Task instructions
Return the listing below word for word.

Listed records
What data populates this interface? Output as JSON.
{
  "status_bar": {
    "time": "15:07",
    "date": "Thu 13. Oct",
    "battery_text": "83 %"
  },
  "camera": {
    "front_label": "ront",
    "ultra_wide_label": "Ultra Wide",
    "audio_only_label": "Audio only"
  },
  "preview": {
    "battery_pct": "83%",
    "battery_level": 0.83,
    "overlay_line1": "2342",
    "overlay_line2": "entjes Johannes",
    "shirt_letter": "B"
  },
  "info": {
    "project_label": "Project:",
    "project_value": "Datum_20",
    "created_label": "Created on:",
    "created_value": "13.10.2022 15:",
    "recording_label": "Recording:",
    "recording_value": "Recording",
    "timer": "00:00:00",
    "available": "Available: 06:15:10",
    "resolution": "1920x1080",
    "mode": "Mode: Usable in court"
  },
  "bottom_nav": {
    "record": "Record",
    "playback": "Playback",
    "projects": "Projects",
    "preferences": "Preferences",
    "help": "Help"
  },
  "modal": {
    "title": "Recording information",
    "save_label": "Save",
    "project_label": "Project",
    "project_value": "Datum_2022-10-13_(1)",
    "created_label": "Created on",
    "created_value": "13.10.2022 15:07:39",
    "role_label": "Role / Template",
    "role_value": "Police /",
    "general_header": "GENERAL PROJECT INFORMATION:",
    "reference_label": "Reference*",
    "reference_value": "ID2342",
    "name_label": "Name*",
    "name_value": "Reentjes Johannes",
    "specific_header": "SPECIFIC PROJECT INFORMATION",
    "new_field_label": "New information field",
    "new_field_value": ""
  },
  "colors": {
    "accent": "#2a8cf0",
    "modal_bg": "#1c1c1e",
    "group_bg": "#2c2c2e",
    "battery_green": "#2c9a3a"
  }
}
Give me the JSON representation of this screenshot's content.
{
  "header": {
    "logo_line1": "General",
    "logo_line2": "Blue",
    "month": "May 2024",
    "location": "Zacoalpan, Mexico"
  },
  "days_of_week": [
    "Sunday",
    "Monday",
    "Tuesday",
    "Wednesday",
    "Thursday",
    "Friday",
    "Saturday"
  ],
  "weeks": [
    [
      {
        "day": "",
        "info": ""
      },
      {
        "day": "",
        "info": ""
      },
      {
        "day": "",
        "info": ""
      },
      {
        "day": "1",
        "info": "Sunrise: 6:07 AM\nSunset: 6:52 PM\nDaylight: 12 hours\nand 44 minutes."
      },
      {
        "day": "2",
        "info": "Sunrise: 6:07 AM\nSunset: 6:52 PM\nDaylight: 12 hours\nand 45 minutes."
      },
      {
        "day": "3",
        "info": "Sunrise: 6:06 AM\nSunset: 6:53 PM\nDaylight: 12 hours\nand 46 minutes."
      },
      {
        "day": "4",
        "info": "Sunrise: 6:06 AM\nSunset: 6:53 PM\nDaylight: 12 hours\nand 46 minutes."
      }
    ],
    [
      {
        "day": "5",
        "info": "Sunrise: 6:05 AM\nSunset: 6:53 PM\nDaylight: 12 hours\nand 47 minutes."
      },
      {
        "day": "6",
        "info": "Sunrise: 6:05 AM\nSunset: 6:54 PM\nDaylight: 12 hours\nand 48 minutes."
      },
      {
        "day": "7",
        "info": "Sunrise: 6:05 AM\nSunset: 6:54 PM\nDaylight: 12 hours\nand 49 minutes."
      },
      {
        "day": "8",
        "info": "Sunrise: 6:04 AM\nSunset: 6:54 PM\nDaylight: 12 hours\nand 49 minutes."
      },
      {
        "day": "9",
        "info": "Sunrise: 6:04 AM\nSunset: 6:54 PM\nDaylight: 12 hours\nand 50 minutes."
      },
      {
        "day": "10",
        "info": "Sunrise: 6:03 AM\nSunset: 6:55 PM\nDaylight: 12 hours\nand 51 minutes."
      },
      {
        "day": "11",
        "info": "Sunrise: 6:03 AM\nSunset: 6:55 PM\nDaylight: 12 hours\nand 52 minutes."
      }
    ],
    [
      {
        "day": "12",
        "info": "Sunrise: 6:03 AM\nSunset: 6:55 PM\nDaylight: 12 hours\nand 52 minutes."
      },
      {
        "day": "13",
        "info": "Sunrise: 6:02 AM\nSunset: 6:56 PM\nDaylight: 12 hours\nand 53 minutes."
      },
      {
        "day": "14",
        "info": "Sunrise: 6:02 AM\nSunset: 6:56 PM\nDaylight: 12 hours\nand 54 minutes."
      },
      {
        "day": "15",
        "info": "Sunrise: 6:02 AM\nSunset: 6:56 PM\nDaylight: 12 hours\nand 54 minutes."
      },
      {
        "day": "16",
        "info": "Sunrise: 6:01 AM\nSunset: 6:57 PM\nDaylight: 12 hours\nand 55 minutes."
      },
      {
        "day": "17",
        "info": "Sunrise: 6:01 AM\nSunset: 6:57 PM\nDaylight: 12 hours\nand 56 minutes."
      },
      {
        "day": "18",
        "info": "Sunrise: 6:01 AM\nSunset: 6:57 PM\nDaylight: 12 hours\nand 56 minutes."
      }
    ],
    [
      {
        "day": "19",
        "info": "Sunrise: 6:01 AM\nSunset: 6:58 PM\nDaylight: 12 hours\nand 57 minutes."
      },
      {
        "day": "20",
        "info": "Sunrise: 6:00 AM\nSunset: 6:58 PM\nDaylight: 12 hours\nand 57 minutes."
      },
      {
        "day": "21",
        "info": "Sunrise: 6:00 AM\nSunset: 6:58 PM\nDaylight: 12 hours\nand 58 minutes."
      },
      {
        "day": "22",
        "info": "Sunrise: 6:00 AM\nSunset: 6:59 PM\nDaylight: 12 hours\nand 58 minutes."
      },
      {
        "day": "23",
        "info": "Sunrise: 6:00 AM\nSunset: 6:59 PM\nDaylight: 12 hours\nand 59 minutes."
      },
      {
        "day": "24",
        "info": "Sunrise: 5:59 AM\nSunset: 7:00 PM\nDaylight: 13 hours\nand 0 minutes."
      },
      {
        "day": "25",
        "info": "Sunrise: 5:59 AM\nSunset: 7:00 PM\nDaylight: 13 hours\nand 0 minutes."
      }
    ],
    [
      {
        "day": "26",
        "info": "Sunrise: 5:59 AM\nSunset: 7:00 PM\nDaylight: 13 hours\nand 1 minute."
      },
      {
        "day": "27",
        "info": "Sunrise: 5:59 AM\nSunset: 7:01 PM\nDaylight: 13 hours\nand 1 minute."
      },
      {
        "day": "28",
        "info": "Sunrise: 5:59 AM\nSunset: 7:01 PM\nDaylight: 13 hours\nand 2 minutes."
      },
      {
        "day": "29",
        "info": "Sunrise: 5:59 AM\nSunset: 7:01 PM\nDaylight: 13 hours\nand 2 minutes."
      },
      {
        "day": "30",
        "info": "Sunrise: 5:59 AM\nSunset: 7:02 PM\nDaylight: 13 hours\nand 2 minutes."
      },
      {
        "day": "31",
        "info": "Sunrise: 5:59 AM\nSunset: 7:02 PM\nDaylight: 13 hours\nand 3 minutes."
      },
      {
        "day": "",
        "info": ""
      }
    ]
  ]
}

Exercise solution
What data populates this interface? Output as JSON.
{
  "status_bar": {
    "time": "15:07",
    "date": "Thu 13. Oct",
    "battery_text": "83 %"
  },
  "camera": {
    "front_label": "ront",
    "ultra_wide_label": "Ultra Wide",
    "audio_only_label": "Audio only"
  },
  "preview": {
    "battery_pct": "83%",
    "battery_level": 0.83,
    "overlay_line1": "2342",
    "overlay_line2": "entjes Johannes",
    "shirt_letter": "B"
  },
  "info": {
    "project_label": "Project:",
    "project_value": "Datum_20",
    "created_label": "Created on:",
    "created_value": "13.10.2022 15:",
    "recording_label": "Recording:",
    "recording_value": "Recording",
    "timer": "00:00:00",
    "available": "Available: 06:15:10",
    "resolution": "1920x1080",
    "mode": "Mode: Usable in court"
  },
  "bottom_nav": {
    "record": "Record",
    "playback": "Playback",
    "projects": "Projects",
    "preferences": "Preferences",
    "help": "Help"
  },
  "modal": {
    "title": "Recording information",
    "save_label": "Save",
    "project_label": "Project",
    "project_value": "Datum_2022-10-13_(1)",
    "created_label": "Created on",
    "created_value": "13.10.2022 15:07:39",
    "role_label": "Role / Template",
    "role_value": "Police /",
    "general_header": "GENERAL PROJECT INFORMATION:",
    "reference_label": "Reference*",
    "reference_value": "ID2342",
    "name_label": "Name*",
    "name_value": "Reentjes Johannes",
    "specific_header": "SPECIFIC PROJECT INFORMATION",
    "new_field_label": "New information field",
    "new_field_value": ""
  },
  "colors": {
    "accent": "#2a8cf0",
    "modal_bg": "#1c1c1e",
    "group_bg": "#2c2c2e",
    "battery_green": "#2c9a3a"
  }
}
Give me the JSON representation of this screenshot's content.
{
  "header": {
    "logo_line1": "General",
    "logo_line2": "Blue",
    "month": "May 2024",
    "location": "Zacoalpan, Mexico"
  },
  "days_of_week": [
    "Sunday",
    "Monday",
    "Tuesday",
    "Wednesday",
    "Thursday",
    "Friday",
    "Saturday"
  ],
  "weeks": [
    [
      {
        "day": "",
        "info": ""
      },
      {
        "day": "",
        "info": ""
      },
      {
        "day": "",
        "info": ""
      },
      {
        "day": "1",
        "info": "Sunrise: 6:07 AM\nSunset: 6:52 PM\nDaylight: 12 hours\nand 44 minutes."
      },
      {
        "day": "2",
        "info": "Sunrise: 6:07 AM\nSunset: 6:52 PM\nDaylight: 12 hours\nand 45 minutes."
      },
      {
        "day": "3",
        "info": "Sunrise: 6:06 AM\nSunset: 6:53 PM\nDaylight: 12 hours\nand 46 minutes."
      },
      {
        "day": "4",
        "info": "Sunrise: 6:06 AM\nSunset: 6:53 PM\nDaylight: 12 hours\nand 46 minutes."
      }
    ],
    [
      {
        "day": "5",
        "info": "Sunrise: 6:05 AM\nSunset: 6:53 PM\nDaylight: 12 hours\nand 47 minutes."
      },
      {
        "day": "6",
        "info": "Sunrise: 6:05 AM\nSunset: 6:54 PM\nDaylight: 12 hours\nand 48 minutes."
      },
      {
        "day": "7",
        "info": "Sunrise: 6:05 AM\nSunset: 6:54 PM\nDaylight: 12 hours\nand 49 minutes."
      },
      {
        "day": "8",
        "info": "Sunrise: 6:04 AM\nSunset: 6:54 PM\nDaylight: 12 hours\nand 49 minutes."
      },
      {
        "day": "9",
        "info": "Sunrise: 6:04 AM\nSunset: 6:54 PM\nDaylight: 12 hours\nand 50 minutes."
      },
      {
        "day": "10",
        "info": "Sunrise: 6:03 AM\nSunset: 6:55 PM\nDaylight: 12 hours\nand 51 minutes."
      },
      {
        "day": "11",
        "info": "Sunrise: 6:03 AM\nSunset: 6:55 PM\nDaylight: 12 hours\nand 52 minutes."
      }
    ],
    [
      {
        "day": "12",
        "info": "Sunrise: 6:03 AM\nSunset: 6:55 PM\nDaylight: 12 hours\nand 52 minutes."
      },
      {
        "day": "13",
        "info": "Sunrise: 6:02 AM\nSunset: 6:56 PM\nDaylight: 12 hours\nand 53 minutes."
      },
      {
        "day": "14",
        "info": "Sunrise: 6:02 AM\nSunset: 6:56 PM\nDaylight: 12 hours\nand 54 minutes."
      },
      {
        "day": "15",
        "info": "Sunrise: 6:02 AM\nSunset: 6:56 PM\nDaylight: 12 hours\nand 54 minutes."
      },
      {
        "day": "16",
        "info": "Sunrise: 6:01 AM\nSunset: 6:57 PM\nDaylight: 12 hours\nand 55 minutes."
      },
      {
        "day": "17",
        "info": "Sunrise: 6:01 AM\nSunset: 6:57 PM\nDaylight: 12 hours\nand 56 minutes."
      },
      {
        "day": "18",
        "info": "Sunrise: 6:01 AM\nSunset: 6:57 PM\nDaylight: 12 hours\nand 56 minutes."
      }
    ],
    [
      {
        "day": "19",
        "info": "Sunrise: 6:01 AM\nSunset: 6:58 PM\nDaylight: 12 hours\nand 57 minutes."
      },
      {
        "day": "20",
        "info": "Sunrise: 6:00 AM\nSunset: 6:58 PM\nDaylight: 12 hours\nand 57 minutes."
      },
      {
        "day": "21",
        "info": "Sunrise: 6:00 AM\nSunset: 6:58 PM\nDaylight: 12 hours\nand 58 minutes."
      },
      {
        "day": "22",
        "info": "Sunrise: 6:00 AM\nSunset: 6:59 PM\nDaylight: 12 hours\nand 58 minutes."
      },
      {
        "day": "23",
        "info": "Sunrise: 6:00 AM\nSunset: 6:59 PM\nDaylight: 12 hours\nand 59 minutes."
      },
      {
        "day": "24",
        "info": "Sunrise: 5:59 AM\nSunset: 7:00 PM\nDaylight: 13 hours\nand 0 minutes."
      },
      {
        "day": "25",
        "info": "Sunrise: 5:59 AM\nSunset: 7:00 PM\nDaylight: 13 hours\nand 0 minutes."
      }
    ],
    [
      {
        "day": "26",
        "info": "Sunrise: 5:59 AM\nSunset: 7:00 PM\nDaylight: 13 hours\nand 1 minute."
      },
      {
        "day": "27",
        "info": "Sunrise: 5:59 AM\nSunset: 7:01 PM\nDaylight: 13 hours\nand 1 minute."
      },
      {
        "day": "28",
        "info": "Sunrise: 5:59 AM\nSunset: 7:01 PM\nDaylight: 13 hours\nand 2 minutes."
      },
      {
        "day": "29",
        "info": "Sunrise: 5:59 AM\nSunset: 7:01 PM\nDaylight: 13 hours\nand 2 minutes."
      },
      {
        "day": "30",
        "info": "Sunrise: 5:59 AM\nSunset: 7:02 PM\nDaylight: 13 hours\nand 2 minutes."
      },
      {
        "day": "31",
        "info": "Sunrise: 5:59 AM\nSunset: 7:02 PM\nDaylight: 13 hours\nand 3 minutes."
      },
      {
        "day": "",
        "info": ""
      }
    ]
  ]
}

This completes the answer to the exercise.